WHAT YOU ARE ASKED TO DO:
Pull out every line with the word "false".

DATA EXTRACT:
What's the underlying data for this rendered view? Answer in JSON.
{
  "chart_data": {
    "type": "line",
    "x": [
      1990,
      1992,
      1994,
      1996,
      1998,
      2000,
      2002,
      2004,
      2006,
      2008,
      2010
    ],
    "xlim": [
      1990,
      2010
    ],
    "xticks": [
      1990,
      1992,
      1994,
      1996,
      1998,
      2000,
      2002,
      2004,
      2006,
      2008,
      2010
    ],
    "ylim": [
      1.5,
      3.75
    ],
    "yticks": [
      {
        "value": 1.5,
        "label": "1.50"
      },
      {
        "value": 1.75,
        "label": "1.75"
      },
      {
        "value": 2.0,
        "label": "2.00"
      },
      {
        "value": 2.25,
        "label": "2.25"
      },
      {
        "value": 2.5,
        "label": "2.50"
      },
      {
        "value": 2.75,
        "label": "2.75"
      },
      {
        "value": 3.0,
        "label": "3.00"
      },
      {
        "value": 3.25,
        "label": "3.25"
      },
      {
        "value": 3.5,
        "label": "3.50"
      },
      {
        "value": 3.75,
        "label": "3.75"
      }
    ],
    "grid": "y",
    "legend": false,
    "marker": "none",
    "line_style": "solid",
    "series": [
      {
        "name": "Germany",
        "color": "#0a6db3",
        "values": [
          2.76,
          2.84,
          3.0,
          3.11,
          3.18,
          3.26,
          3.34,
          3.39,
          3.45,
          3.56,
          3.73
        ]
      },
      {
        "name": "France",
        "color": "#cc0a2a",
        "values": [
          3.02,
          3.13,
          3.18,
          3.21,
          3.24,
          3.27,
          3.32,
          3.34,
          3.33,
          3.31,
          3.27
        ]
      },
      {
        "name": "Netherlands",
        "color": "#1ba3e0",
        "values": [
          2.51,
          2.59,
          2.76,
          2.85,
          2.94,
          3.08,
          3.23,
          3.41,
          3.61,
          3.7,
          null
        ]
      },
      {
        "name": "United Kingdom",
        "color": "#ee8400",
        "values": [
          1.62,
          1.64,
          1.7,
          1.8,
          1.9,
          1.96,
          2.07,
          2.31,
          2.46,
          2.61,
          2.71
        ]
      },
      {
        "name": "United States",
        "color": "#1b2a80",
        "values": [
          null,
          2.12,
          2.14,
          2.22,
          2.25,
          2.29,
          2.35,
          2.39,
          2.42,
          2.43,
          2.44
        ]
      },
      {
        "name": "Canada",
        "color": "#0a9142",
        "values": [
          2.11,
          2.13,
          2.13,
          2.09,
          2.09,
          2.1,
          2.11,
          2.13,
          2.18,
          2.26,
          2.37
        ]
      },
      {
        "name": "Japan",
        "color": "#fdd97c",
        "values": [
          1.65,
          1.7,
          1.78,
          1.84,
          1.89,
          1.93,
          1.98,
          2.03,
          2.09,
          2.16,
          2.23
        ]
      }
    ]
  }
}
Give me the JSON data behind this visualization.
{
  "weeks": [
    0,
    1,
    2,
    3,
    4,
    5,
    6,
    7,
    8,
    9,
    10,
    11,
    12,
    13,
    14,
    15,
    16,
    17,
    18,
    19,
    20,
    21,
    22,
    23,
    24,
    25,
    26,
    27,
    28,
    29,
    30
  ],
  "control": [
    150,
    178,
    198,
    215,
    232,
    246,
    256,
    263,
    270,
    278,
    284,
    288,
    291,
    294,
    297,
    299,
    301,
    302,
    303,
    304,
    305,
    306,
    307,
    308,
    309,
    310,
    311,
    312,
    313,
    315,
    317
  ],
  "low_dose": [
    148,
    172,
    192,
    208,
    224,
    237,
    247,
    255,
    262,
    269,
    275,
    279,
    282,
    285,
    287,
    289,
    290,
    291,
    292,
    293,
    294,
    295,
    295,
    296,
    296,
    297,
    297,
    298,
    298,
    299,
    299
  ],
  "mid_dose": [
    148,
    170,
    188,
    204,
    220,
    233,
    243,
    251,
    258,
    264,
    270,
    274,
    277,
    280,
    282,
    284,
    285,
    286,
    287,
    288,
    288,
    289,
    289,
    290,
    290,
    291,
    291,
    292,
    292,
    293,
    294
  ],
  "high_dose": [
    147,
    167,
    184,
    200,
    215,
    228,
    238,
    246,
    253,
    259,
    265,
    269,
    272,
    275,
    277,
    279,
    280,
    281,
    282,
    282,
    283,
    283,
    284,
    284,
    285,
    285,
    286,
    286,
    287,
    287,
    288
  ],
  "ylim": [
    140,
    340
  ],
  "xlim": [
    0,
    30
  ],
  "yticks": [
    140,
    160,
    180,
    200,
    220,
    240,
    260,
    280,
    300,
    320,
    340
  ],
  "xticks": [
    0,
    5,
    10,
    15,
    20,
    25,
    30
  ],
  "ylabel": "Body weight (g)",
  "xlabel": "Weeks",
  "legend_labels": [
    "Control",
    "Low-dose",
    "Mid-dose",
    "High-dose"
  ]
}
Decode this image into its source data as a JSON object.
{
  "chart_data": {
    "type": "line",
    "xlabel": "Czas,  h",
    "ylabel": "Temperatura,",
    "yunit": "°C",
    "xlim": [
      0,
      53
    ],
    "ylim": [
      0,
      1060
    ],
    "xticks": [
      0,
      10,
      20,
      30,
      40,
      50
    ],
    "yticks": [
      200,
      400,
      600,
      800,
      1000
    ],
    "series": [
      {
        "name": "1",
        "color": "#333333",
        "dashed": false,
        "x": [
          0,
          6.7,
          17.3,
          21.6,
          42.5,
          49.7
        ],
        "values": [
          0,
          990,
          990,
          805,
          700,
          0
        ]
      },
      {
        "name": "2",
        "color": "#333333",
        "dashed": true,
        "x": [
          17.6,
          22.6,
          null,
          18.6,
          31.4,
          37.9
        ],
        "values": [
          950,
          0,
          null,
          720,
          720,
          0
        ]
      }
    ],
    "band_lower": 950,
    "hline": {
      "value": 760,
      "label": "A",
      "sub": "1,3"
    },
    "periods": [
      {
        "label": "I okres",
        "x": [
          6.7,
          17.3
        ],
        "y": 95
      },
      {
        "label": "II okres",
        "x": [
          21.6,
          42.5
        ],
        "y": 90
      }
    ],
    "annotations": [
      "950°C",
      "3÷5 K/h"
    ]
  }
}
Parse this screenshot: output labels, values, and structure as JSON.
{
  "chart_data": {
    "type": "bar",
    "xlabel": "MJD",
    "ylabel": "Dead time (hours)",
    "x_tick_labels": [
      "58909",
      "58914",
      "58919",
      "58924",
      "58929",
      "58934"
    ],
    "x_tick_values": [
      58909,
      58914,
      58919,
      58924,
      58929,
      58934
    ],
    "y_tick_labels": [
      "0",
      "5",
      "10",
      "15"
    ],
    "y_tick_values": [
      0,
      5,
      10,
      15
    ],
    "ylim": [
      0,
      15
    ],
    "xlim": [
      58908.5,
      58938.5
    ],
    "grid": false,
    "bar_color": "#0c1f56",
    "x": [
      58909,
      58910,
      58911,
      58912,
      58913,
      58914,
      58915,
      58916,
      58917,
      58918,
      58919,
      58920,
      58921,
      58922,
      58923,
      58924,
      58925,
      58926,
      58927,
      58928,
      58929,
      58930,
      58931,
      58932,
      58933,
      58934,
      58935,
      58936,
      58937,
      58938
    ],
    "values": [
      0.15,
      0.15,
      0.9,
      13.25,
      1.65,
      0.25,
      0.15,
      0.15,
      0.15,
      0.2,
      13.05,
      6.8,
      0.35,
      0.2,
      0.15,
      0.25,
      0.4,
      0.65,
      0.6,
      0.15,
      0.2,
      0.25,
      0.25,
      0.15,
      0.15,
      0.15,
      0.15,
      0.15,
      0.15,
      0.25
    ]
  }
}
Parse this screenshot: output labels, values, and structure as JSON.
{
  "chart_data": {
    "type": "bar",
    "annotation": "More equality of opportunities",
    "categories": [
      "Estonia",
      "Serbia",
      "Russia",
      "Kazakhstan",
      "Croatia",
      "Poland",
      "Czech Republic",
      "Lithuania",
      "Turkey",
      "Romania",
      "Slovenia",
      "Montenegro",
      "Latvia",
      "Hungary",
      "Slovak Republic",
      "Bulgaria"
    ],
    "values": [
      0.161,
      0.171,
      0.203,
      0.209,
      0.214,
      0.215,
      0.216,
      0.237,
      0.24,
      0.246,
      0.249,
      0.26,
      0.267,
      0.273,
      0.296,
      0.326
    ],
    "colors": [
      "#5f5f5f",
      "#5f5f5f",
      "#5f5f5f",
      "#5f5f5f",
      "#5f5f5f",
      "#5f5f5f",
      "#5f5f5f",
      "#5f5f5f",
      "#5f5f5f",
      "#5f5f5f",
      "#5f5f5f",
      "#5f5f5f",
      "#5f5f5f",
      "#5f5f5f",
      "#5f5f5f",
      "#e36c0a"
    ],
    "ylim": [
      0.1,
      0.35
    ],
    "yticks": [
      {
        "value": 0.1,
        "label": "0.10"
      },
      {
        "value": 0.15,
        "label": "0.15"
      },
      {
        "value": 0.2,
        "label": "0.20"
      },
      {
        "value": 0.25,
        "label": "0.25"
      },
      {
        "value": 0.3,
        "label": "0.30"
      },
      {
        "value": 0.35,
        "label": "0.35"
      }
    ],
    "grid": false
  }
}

RESPONSE TO THE EXERCISE:
    "legend": false,
        "dashed": false,
    "grid": false,
    "grid": false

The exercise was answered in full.